__EXCERPT PROVIDED__.

--------

Mesenchymal stem cells

Three-dimensional culture

Mesenchymal stem cells (MSCs) are a subset of multipotent stem cells with the capacity of immunomodulation, which makes them promising candidates for stem-cell-based therapies [1]. Noteworthy is that although cell replacement plays an important role in the treatment of MSCs, the ultimate therapeutic effects are mainly the results of the immunomodulatory ability of MSCs, which reacts with the immune system [2, 3]. It is well recognized that MSCs exert significant protective effects against immunopathy type 1 diabetes mellitus (T1DM) by inhibiting the expression of cytokines, such as interleukin (IL)-6, IL-1β, tumor necrosis factor (TNF)-α and IL-10, and the therapeutic effects persist during the long follow-up period [4, 5]. Furthermore, MSCs can also modulate regulatory T (Treg)/ T helper (Th)17 cells in the spleen and improve endoscopic findings, pathological findings, Mayo scores and inflammatory bowel disease quality scores in colitis [6, 7]. However, the mechanism by which MSCs treat immunopathy remains unclear, and discussing such content will help to further improve the therapeutic effects of MSCs on immunopathy.

Increasing evidences have indicated that MSCs cultured in 2D and 3D systems exhibited significant differences in cell morphology, proliferation, differentiation abilities and energy metabolism [8]. Under 2D culture conditions, replicative senescence can be induced by cell extensive expansion, which limit the efficacy of transplanted MSCs [9–12]. 3D culture is developed on the basis of 2D monolayer, but with the characteristics of microenvironments in vivo [13, 14]. Thus, 3D cultured MSCs have been shown to enhance many therapeutic properties, including their immunosuppression and immunoregulation [1, 15, 16]. One study found several genes closely related to immune regulation, such as human leukocyte antigen (HLA)-G, indoleamine 2,3-dioxygenase (IDO)-1, prostaglandin synthase (PTGS)-2 and transforming growth factor (TGF)-β1 were more highly expressed after 3D culture than that after 2D culture. Further, 3D cultured MSCs could inhibit the proliferation of activated lymphocytes more effectively [17]. However, the mechanism of maintaining cellular immunomodulatory ability in 3D culture has not been reported, and exploring this mechanism provides an experimental basis for further elucidating the immunomodulatory characteristic of MSCs in 3D culture.

--------

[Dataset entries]
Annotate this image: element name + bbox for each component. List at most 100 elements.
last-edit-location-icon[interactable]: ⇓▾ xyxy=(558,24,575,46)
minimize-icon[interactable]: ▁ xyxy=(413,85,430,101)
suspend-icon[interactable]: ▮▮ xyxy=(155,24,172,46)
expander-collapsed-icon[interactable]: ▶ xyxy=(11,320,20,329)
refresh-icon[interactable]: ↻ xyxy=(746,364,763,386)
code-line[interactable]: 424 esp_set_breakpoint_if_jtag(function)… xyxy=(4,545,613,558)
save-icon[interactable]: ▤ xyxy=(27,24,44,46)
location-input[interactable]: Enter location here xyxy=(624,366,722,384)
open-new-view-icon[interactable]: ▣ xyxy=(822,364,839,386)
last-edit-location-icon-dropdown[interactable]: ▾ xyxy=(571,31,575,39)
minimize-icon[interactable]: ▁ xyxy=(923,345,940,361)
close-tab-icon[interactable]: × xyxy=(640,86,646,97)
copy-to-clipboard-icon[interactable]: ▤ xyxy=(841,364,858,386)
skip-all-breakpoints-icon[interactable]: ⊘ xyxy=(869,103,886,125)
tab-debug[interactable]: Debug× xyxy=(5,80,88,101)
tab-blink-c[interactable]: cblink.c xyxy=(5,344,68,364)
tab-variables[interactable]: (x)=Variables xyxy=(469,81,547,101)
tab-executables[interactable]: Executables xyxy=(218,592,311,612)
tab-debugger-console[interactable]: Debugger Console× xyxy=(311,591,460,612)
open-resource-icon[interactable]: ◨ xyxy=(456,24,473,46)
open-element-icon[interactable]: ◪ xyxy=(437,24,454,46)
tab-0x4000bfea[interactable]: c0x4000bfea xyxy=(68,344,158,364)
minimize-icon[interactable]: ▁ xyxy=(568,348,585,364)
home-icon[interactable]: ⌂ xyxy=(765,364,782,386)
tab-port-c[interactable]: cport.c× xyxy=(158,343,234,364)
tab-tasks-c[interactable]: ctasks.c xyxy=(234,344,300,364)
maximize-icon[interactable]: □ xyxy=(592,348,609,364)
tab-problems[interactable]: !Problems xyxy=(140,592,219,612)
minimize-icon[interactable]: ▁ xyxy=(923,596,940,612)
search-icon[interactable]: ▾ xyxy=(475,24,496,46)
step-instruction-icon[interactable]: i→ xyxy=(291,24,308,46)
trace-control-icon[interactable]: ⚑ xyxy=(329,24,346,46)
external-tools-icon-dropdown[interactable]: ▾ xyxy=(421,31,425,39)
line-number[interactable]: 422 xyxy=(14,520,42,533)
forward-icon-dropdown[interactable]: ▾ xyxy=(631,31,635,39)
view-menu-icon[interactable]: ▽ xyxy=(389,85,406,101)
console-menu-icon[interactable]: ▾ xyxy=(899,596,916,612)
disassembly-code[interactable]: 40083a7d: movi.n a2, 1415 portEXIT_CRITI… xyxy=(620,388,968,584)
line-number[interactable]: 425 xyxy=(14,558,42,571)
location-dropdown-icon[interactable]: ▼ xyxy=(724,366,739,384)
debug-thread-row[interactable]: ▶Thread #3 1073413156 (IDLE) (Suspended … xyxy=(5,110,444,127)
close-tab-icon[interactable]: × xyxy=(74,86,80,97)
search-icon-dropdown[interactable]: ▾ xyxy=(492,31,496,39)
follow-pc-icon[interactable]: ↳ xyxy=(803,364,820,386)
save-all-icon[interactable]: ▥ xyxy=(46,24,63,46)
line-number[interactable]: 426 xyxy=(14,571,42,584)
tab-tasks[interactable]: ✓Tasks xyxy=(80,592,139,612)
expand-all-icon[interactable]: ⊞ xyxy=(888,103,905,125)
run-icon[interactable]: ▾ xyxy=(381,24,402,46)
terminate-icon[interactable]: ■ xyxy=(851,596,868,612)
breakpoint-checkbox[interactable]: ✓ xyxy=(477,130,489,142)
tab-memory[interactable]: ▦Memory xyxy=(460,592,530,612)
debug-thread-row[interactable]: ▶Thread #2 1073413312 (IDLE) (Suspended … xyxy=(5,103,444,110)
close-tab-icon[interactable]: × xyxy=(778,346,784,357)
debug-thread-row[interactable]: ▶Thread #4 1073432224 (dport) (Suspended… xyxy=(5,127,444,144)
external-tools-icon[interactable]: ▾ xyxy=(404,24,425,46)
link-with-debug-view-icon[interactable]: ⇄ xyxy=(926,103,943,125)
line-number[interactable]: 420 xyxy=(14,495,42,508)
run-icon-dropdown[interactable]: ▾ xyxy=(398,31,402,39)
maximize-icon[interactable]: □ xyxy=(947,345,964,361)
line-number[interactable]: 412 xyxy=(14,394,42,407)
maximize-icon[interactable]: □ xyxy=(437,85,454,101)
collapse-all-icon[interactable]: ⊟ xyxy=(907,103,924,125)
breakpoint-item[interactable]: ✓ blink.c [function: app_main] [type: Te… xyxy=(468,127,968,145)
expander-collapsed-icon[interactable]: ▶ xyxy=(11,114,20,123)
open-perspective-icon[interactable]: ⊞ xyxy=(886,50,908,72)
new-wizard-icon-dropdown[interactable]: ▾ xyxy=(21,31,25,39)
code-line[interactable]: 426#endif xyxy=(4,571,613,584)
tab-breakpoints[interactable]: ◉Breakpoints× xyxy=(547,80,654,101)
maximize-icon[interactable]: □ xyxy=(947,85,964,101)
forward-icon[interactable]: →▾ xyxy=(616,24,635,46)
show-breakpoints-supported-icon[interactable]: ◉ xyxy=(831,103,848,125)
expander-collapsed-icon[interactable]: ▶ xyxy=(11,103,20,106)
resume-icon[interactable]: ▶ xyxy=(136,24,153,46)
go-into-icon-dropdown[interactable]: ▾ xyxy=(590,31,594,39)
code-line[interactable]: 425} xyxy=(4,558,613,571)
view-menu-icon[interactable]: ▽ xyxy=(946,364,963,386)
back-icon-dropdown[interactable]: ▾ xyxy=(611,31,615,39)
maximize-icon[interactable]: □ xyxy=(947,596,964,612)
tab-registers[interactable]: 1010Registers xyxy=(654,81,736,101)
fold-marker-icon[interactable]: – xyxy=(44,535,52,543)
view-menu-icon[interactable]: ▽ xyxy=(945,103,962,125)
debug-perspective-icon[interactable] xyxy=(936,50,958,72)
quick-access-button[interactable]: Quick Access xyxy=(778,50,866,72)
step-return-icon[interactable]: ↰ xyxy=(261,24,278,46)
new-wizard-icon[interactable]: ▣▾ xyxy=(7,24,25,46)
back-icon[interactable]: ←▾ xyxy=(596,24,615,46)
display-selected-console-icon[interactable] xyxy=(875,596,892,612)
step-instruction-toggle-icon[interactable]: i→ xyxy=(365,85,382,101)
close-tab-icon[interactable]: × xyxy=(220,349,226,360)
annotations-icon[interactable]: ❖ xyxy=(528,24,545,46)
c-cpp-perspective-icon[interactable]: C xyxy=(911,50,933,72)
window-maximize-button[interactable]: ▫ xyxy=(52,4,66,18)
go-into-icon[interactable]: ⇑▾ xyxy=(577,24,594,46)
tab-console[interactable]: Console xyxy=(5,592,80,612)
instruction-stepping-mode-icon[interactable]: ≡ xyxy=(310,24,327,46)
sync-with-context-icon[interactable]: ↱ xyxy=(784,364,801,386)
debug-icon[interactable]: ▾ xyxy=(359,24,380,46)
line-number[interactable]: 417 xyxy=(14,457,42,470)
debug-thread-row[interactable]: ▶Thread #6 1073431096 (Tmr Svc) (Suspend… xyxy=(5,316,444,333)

--------

__PROBLEM TO SOLVE__. Continue the passage on mesenchymal stem cells in three-dimensional culture, starting after its last sentence.

__ANSWER BOX__.
It has been known that Yes-associated protein (YAP) signaling is strongly activated during the culture of cells in a matrigel-encapsulated 3D culture system and maintains the proliferative capacity of the encapsulated cells [18]. Recent studies have shown that variation in the stiffness of 3D matrix changed mechanical stress, and was a potent regulator of MSCs expansion and differentiation. This may be due to the fact that YAP serves as a downstream nuclear mediator and effector of actin cytoskeletal contraction through β-catenin [19–21]. However, it is unknown whether activated YAP can improve the immunomodulatory ability of MSCs, the research in this regard may helpful to reveal the mechanism by which MSCs participate in immunoregulation through YAP in 3D culture, and to provide a research basis for exploring the way to enhance the immunomodulatory function of MSCs.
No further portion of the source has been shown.